Extracted data entries:
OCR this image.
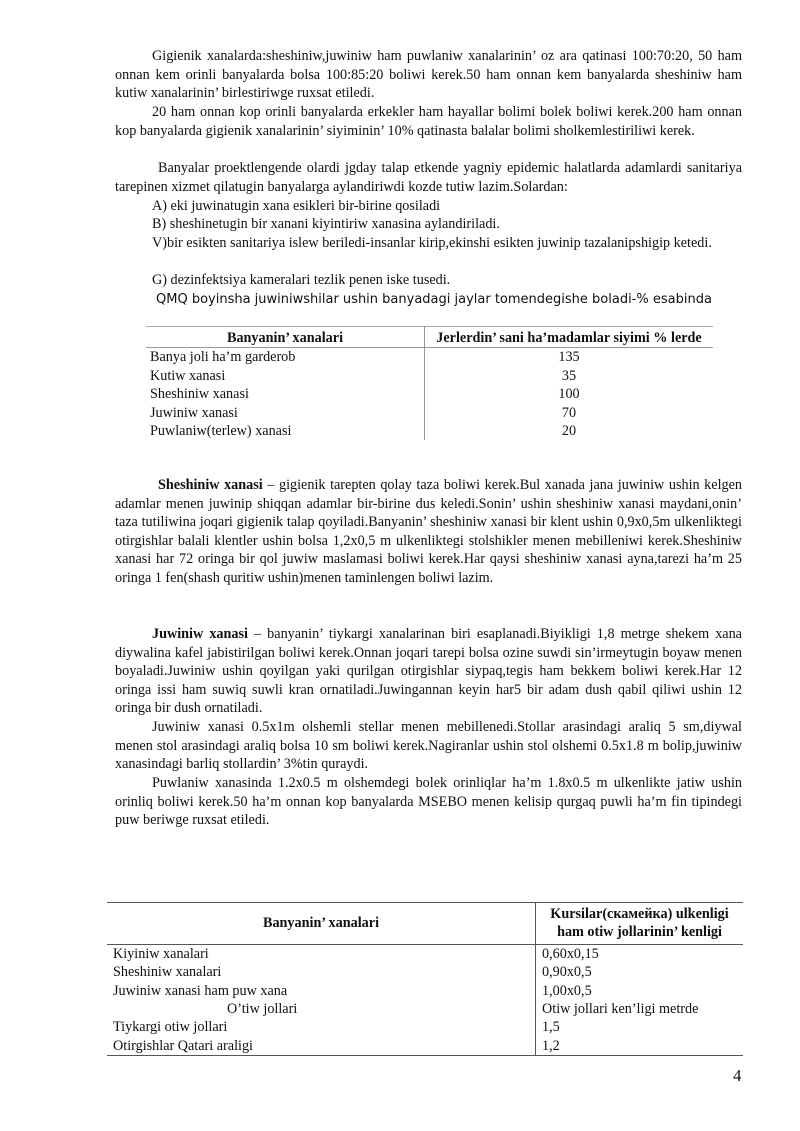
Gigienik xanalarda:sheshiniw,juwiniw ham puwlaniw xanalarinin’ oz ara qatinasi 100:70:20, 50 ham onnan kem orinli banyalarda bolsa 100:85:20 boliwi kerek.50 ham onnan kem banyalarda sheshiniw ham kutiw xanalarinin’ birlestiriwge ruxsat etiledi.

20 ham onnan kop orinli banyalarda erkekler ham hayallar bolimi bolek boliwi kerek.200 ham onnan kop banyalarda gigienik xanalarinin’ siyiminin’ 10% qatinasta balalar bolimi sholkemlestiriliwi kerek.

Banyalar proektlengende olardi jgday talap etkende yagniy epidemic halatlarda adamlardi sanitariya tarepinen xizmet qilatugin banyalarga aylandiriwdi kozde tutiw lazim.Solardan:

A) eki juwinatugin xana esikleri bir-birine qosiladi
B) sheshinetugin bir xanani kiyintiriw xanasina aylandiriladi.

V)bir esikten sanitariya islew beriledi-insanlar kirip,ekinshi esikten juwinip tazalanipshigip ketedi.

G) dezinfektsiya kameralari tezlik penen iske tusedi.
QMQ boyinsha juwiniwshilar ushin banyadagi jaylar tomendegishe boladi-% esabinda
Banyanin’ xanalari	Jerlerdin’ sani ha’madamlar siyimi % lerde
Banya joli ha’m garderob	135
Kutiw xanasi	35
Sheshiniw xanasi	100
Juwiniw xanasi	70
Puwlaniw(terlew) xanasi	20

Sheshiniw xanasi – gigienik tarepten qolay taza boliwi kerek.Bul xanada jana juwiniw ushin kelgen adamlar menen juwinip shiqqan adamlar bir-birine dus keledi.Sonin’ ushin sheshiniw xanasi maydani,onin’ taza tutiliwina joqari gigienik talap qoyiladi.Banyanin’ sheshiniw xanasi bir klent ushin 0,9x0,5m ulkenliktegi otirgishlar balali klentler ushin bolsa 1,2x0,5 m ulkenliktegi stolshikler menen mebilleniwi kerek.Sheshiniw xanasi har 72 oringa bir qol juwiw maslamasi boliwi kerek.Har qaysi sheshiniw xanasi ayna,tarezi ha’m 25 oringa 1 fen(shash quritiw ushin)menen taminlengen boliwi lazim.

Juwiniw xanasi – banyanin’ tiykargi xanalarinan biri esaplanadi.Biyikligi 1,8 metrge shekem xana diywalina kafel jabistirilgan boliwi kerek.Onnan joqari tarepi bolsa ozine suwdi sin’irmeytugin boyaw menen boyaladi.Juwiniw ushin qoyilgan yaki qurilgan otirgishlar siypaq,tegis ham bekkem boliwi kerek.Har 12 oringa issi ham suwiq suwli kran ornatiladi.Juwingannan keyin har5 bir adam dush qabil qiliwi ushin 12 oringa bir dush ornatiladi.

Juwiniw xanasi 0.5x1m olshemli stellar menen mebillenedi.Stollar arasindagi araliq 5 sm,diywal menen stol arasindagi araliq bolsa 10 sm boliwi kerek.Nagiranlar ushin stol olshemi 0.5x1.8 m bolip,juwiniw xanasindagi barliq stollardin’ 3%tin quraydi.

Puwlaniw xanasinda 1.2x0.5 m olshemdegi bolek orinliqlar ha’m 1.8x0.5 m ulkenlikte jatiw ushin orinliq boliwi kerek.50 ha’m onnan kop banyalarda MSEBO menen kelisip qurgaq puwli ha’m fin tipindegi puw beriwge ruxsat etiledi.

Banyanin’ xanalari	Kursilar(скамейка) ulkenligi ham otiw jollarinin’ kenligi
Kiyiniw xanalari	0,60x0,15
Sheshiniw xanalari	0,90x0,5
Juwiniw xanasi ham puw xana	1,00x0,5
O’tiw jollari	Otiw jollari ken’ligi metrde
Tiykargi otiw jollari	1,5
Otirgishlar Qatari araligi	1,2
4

==

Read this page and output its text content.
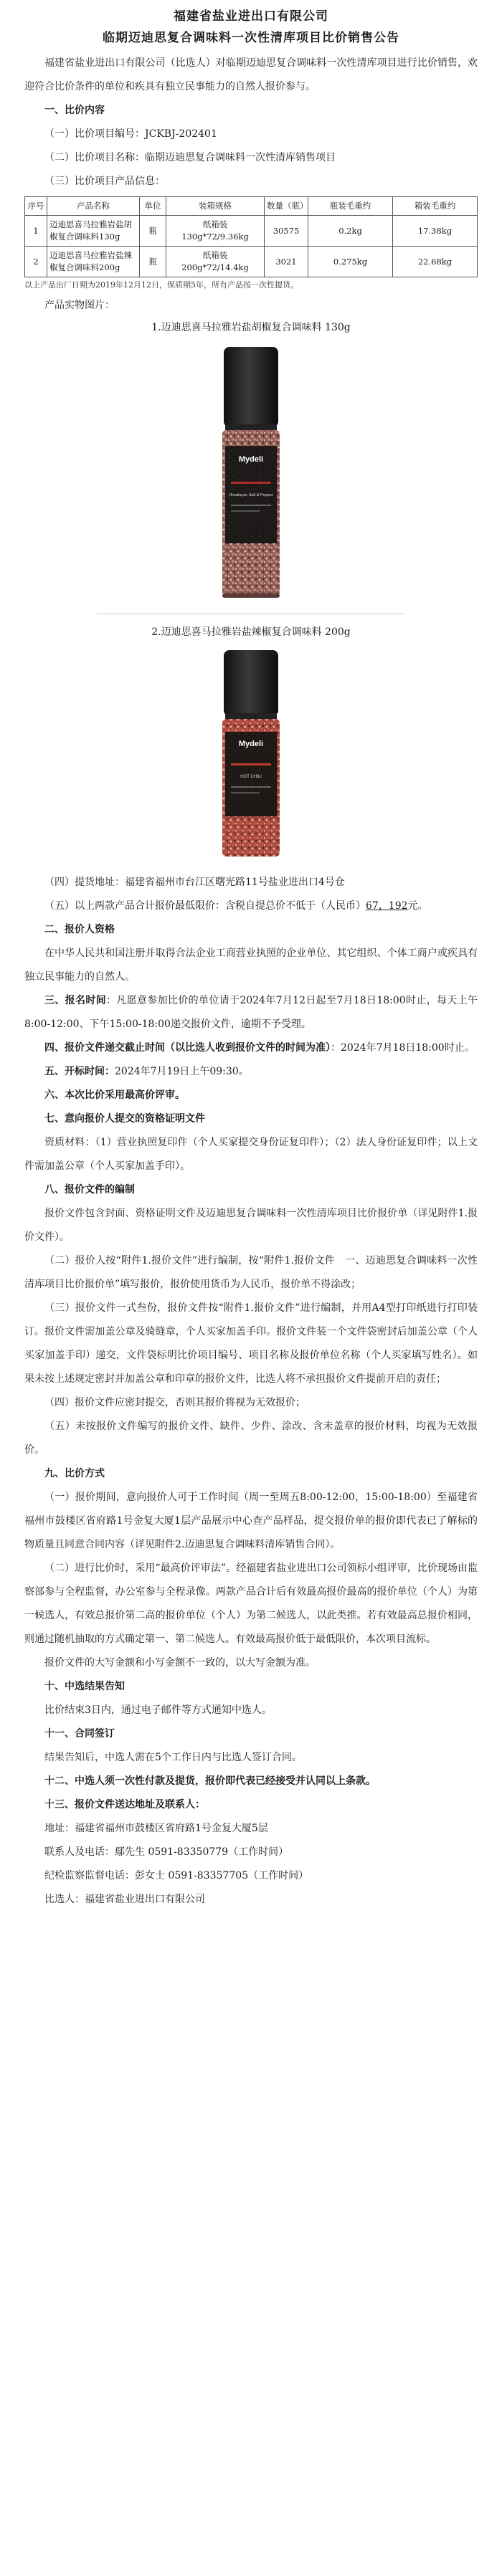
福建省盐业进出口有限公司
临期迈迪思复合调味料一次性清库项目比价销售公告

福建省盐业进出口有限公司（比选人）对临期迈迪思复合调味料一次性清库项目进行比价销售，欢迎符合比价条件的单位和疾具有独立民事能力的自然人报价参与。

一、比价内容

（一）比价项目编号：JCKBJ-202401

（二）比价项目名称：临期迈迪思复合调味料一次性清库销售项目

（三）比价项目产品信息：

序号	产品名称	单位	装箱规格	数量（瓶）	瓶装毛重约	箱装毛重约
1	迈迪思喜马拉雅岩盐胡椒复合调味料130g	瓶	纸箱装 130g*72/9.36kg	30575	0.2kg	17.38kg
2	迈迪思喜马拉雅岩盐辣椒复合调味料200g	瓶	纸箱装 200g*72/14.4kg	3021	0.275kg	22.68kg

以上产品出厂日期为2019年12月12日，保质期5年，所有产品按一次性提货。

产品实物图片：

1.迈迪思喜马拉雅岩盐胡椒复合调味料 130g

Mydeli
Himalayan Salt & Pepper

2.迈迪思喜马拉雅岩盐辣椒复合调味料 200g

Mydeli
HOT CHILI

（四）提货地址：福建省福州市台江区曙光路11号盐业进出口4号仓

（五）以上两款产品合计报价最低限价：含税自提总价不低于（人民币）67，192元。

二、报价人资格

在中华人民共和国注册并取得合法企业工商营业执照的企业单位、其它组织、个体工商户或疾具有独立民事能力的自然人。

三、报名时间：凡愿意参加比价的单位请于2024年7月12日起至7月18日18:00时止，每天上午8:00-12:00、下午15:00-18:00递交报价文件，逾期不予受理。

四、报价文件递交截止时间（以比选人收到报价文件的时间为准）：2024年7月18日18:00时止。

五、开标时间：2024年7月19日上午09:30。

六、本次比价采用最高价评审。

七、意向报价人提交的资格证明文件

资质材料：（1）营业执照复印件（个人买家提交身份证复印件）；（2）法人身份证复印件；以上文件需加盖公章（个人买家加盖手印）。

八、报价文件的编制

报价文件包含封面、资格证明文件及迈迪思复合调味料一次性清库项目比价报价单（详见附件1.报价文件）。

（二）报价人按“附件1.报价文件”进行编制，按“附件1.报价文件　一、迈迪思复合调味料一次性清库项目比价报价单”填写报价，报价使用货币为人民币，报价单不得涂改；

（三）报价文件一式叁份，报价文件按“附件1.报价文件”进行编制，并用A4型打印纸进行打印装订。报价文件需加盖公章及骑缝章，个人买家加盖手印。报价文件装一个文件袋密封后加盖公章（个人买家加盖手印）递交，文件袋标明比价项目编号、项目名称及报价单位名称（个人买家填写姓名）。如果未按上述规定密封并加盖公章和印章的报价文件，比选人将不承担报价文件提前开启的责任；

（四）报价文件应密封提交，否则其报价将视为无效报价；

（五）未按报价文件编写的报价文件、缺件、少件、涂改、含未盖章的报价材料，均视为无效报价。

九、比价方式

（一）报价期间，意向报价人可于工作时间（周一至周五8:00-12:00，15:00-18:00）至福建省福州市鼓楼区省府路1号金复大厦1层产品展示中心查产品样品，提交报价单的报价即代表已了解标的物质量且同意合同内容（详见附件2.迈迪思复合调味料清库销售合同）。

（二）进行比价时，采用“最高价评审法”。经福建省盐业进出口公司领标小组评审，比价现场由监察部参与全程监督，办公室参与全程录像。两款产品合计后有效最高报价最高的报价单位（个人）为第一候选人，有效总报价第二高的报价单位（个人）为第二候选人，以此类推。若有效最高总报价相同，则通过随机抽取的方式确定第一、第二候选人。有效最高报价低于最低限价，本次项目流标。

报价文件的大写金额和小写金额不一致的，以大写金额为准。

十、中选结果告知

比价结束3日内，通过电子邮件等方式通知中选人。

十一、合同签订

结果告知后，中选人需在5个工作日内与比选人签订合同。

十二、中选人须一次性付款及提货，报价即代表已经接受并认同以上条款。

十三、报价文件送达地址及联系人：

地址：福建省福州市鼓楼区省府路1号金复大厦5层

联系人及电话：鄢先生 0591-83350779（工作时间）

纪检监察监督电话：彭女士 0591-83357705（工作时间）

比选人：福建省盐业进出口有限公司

---

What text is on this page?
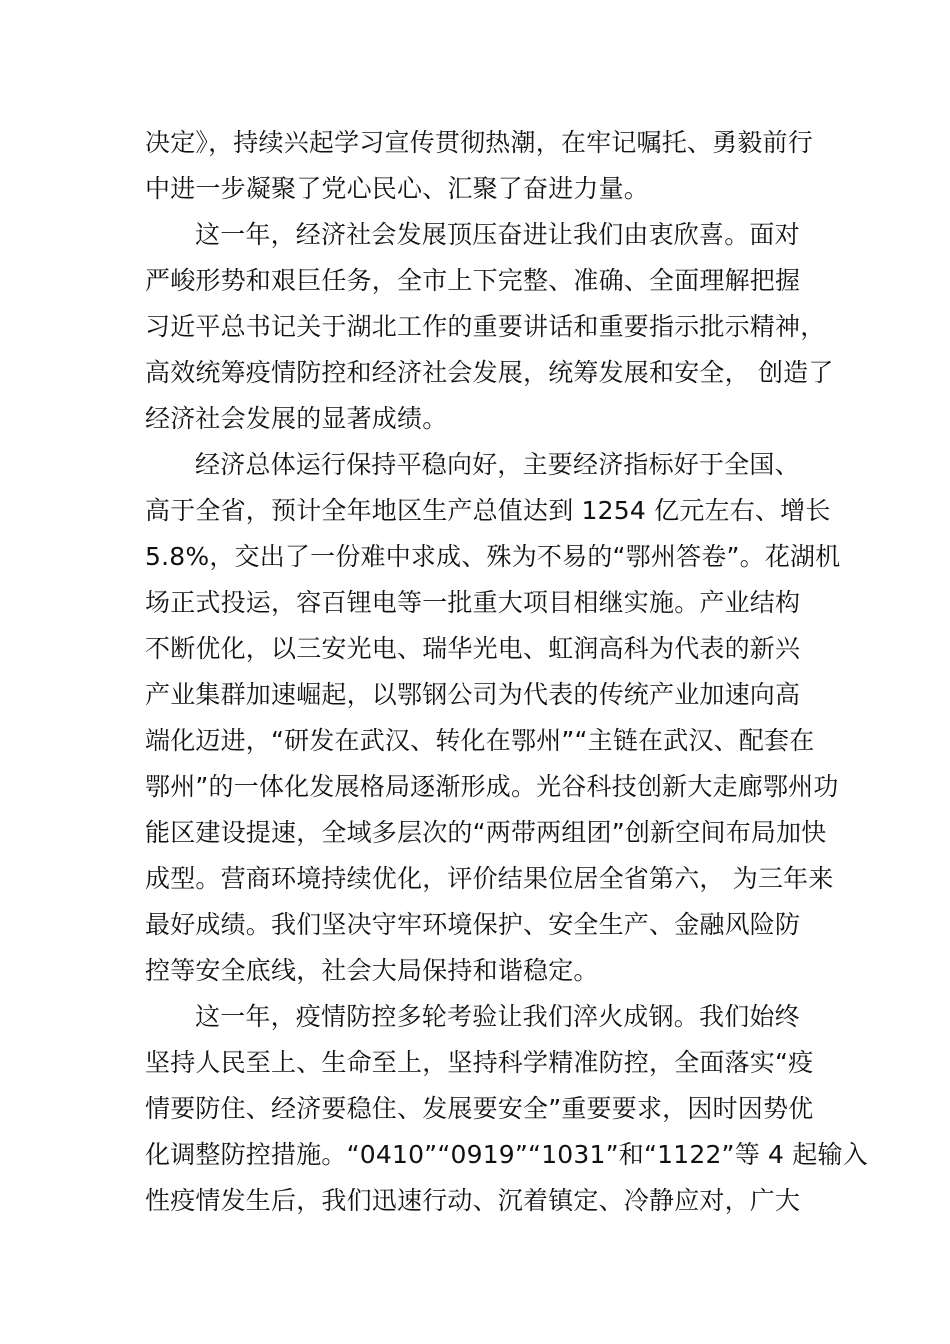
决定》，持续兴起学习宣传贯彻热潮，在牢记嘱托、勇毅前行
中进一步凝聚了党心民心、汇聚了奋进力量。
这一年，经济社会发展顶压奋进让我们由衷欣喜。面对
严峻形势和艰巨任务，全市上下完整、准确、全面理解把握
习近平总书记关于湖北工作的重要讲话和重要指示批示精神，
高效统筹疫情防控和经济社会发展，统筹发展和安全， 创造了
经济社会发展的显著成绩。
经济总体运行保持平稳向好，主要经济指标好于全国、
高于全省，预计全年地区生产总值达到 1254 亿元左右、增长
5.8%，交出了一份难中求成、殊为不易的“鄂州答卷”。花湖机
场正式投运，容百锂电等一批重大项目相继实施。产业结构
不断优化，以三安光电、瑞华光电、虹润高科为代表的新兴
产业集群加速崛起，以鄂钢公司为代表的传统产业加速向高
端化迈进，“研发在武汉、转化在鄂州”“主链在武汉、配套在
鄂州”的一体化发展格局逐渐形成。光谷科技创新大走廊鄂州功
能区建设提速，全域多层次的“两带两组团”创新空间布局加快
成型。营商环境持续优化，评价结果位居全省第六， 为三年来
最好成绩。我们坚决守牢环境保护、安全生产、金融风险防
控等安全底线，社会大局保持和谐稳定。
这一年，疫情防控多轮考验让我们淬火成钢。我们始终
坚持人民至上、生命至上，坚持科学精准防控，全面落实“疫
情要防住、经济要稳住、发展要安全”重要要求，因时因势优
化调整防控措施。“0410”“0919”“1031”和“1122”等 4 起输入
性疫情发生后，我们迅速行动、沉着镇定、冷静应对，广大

**Stated goal**
What is the number of lines in the records that contain the word "bolek"? Answer with the number and nothing else.

**Answer**
2